Task to complete: For the listing below, give the number of lines in which "Thomas" occurs. Add nothing.

Data to use:
————————

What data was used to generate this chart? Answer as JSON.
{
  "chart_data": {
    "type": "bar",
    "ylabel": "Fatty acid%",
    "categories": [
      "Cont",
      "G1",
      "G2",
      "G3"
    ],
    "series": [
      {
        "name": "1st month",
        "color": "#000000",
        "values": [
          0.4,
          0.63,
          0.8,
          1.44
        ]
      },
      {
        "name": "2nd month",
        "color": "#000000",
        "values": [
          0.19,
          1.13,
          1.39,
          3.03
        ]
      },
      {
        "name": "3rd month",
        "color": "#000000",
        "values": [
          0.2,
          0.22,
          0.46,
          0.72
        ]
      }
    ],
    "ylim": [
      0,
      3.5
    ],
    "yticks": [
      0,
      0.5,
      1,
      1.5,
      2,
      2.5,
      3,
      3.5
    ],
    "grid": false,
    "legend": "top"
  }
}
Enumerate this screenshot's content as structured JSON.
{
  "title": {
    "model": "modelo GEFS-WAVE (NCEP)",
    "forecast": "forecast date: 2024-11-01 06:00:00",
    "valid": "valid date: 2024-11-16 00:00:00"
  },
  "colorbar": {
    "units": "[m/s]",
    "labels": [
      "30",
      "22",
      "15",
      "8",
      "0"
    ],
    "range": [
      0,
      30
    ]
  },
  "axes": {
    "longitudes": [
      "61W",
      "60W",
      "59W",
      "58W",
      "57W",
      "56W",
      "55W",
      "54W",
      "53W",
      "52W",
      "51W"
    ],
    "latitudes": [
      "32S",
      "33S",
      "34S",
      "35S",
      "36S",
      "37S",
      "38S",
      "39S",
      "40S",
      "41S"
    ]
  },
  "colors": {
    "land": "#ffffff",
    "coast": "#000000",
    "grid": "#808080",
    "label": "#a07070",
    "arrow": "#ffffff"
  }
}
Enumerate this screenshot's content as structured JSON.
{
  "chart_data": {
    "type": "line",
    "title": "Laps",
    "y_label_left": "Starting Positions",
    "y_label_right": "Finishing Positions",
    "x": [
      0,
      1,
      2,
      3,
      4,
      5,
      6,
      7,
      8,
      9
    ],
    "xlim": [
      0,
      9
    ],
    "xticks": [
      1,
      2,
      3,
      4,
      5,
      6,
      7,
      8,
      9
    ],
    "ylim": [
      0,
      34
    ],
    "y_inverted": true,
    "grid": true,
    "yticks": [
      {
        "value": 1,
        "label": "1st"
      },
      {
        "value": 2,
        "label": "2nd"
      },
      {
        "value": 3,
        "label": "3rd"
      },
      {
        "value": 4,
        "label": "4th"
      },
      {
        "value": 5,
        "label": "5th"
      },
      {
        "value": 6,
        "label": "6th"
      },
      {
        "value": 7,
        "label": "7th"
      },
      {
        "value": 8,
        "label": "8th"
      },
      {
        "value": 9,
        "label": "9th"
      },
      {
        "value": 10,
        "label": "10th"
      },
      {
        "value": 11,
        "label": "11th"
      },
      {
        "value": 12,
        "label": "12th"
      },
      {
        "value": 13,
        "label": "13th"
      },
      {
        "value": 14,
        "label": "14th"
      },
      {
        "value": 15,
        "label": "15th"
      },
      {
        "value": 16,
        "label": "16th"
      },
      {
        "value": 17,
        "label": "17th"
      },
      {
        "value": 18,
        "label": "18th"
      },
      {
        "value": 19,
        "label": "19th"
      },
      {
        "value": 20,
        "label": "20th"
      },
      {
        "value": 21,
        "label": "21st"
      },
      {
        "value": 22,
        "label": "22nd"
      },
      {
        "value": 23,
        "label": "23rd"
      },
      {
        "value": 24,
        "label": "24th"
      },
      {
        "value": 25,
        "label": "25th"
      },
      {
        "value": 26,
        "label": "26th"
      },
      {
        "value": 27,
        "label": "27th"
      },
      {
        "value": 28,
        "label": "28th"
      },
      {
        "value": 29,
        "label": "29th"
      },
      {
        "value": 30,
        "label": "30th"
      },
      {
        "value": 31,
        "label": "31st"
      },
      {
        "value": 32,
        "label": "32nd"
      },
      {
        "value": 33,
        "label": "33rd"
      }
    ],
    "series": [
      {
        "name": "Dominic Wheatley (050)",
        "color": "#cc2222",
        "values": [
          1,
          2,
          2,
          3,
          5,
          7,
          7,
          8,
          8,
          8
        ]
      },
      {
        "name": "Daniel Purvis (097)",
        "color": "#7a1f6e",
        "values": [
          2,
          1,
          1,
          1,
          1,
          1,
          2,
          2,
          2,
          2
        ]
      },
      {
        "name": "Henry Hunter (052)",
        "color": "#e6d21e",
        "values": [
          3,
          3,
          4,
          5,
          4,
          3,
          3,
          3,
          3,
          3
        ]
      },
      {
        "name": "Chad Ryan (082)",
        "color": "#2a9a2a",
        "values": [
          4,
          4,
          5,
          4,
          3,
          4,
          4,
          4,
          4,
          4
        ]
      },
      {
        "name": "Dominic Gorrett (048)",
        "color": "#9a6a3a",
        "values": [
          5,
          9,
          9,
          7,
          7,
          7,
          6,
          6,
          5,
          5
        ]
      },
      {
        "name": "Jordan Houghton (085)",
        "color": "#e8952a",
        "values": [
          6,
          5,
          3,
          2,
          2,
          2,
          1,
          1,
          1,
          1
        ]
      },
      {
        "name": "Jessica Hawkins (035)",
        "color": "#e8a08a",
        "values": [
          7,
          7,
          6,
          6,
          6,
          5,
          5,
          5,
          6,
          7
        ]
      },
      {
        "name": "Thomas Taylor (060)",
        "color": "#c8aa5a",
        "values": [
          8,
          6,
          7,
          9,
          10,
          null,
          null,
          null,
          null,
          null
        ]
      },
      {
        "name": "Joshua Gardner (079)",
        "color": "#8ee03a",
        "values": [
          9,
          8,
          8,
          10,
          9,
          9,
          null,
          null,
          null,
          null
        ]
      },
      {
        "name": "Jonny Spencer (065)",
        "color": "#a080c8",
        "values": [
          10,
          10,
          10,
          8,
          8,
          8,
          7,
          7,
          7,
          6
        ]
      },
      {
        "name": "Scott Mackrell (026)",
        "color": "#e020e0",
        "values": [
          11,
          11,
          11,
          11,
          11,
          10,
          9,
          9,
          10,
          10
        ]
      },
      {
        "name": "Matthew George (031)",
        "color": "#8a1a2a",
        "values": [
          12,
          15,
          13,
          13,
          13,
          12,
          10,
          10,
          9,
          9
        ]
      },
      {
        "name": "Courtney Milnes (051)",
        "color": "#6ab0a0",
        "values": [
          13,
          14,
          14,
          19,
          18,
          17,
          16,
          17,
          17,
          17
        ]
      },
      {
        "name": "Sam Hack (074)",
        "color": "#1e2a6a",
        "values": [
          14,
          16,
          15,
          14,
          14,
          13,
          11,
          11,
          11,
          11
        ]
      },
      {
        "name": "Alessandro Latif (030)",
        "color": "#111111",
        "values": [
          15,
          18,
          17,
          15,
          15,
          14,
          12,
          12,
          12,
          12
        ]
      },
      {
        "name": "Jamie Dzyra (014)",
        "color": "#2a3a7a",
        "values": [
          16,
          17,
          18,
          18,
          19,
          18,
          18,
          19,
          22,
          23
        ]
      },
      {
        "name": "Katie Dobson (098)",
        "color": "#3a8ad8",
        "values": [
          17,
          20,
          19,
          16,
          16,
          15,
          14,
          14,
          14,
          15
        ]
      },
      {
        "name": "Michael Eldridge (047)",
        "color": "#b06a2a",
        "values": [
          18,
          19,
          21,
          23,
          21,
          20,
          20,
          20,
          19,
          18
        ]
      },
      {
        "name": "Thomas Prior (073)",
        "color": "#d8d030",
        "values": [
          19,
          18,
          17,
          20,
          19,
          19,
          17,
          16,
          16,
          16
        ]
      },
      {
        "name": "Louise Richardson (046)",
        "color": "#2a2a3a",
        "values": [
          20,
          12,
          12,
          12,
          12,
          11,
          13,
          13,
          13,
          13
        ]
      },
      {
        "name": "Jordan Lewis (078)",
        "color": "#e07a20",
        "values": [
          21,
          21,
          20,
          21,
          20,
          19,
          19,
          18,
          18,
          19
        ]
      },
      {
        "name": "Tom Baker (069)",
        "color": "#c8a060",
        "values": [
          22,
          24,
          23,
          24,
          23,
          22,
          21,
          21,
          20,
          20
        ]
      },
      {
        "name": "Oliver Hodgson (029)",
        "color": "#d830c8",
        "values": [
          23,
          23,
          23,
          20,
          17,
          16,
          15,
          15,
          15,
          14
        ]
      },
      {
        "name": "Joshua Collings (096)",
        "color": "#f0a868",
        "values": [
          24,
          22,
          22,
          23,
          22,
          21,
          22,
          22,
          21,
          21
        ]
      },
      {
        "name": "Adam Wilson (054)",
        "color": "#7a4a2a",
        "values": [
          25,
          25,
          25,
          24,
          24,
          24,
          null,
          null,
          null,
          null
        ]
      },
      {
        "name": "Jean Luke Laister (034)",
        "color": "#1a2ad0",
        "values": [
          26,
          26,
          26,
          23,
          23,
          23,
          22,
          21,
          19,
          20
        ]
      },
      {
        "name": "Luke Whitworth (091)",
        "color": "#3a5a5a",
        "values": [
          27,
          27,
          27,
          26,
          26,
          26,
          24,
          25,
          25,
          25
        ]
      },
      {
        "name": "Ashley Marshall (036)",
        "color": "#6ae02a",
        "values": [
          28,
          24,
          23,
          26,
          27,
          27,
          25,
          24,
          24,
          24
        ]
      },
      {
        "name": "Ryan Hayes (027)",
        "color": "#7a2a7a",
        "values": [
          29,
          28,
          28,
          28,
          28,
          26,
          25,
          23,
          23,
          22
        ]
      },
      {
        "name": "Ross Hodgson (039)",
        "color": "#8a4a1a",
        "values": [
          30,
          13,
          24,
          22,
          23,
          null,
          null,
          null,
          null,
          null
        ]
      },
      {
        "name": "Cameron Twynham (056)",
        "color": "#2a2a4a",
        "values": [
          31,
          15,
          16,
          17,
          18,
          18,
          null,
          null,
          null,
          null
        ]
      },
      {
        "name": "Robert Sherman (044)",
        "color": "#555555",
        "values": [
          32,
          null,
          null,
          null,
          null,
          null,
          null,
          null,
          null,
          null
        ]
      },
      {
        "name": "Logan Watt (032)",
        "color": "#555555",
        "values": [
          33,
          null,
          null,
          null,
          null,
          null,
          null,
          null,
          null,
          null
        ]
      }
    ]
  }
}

————————

Exercise result: 2